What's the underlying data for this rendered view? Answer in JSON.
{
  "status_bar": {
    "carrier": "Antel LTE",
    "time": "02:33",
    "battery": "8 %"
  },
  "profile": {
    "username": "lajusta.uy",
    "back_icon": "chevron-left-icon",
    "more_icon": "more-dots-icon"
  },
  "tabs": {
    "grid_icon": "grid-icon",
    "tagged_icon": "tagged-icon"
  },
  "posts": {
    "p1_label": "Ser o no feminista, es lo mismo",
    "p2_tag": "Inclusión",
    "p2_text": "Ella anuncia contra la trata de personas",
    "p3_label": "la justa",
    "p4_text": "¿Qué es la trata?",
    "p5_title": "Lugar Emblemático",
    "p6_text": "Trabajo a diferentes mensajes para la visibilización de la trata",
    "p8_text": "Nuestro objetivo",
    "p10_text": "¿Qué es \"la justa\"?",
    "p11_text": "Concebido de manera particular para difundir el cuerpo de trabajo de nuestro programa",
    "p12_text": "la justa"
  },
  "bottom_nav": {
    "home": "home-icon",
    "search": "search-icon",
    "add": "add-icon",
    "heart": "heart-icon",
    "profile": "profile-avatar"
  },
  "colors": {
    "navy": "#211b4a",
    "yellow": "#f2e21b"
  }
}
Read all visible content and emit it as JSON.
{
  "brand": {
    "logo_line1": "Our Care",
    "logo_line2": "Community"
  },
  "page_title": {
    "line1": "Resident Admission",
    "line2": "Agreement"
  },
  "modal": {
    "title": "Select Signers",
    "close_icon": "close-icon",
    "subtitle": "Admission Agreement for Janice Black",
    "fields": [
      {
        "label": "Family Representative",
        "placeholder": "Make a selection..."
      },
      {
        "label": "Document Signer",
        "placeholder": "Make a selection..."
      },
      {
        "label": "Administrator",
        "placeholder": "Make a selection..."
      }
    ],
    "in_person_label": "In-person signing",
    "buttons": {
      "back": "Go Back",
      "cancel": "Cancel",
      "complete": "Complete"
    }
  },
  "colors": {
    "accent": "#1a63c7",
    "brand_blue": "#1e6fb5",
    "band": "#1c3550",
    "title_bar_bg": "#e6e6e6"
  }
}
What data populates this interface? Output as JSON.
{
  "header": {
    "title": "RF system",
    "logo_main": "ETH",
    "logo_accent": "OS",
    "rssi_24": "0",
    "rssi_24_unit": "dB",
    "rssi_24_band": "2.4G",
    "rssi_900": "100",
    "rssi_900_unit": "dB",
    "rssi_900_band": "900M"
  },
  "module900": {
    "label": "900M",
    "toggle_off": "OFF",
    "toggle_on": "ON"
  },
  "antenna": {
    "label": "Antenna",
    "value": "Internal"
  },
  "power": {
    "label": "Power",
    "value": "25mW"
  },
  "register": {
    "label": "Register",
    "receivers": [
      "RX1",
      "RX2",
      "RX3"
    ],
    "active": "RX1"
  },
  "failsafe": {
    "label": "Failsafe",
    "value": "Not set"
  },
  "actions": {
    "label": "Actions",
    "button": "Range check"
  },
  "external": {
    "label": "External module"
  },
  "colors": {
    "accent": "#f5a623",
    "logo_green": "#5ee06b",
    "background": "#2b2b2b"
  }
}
■ ■ ■ ■ ■
_Task description_
Exactly as written, give again every line from the one containing "Read all visible content and emit it as JSON." through the last line of the material above, and no other lines.

_Written answer_
Read all visible content and emit it as JSON.
{
  "brand": {
    "logo_line1": "Our Care",
    "logo_line2": "Community"
  },
  "page_title": {
    "line1": "Resident Admission",
    "line2": "Agreement"
  },
  "modal": {
    "title": "Select Signers",
    "close_icon": "close-icon",
    "subtitle": "Admission Agreement for Janice Black",
    "fields": [
      {
        "label": "Family Representative",
        "placeholder": "Make a selection..."
      },
      {
        "label": "Document Signer",
        "placeholder": "Make a selection..."
      },
      {
        "label": "Administrator",
        "placeholder": "Make a selection..."
      }
    ],
    "in_person_label": "In-person signing",
    "buttons": {
      "back": "Go Back",
      "cancel": "Cancel",
      "complete": "Complete"
    }
  },
  "colors": {
    "accent": "#1a63c7",
    "brand_blue": "#1e6fb5",
    "band": "#1c3550",
    "title_bar_bg": "#e6e6e6"
  }
}
What data populates this interface? Output as JSON.
{
  "header": {
    "title": "RF system",
    "logo_main": "ETH",
    "logo_accent": "OS",
    "rssi_24": "0",
    "rssi_24_unit": "dB",
    "rssi_24_band": "2.4G",
    "rssi_900": "100",
    "rssi_900_unit": "dB",
    "rssi_900_band": "900M"
  },
  "module900": {
    "label": "900M",
    "toggle_off": "OFF",
    "toggle_on": "ON"
  },
  "antenna": {
    "label": "Antenna",
    "value": "Internal"
  },
  "power": {
    "label": "Power",
    "value": "25mW"
  },
  "register": {
    "label": "Register",
    "receivers": [
      "RX1",
      "RX2",
      "RX3"
    ],
    "active": "RX1"
  },
  "failsafe": {
    "label": "Failsafe",
    "value": "Not set"
  },
  "actions": {
    "label": "Actions",
    "button": "Range check"
  },
  "external": {
    "label": "External module"
  },
  "colors": {
    "accent": "#f5a623",
    "logo_green": "#5ee06b",
    "background": "#2b2b2b"
  }
}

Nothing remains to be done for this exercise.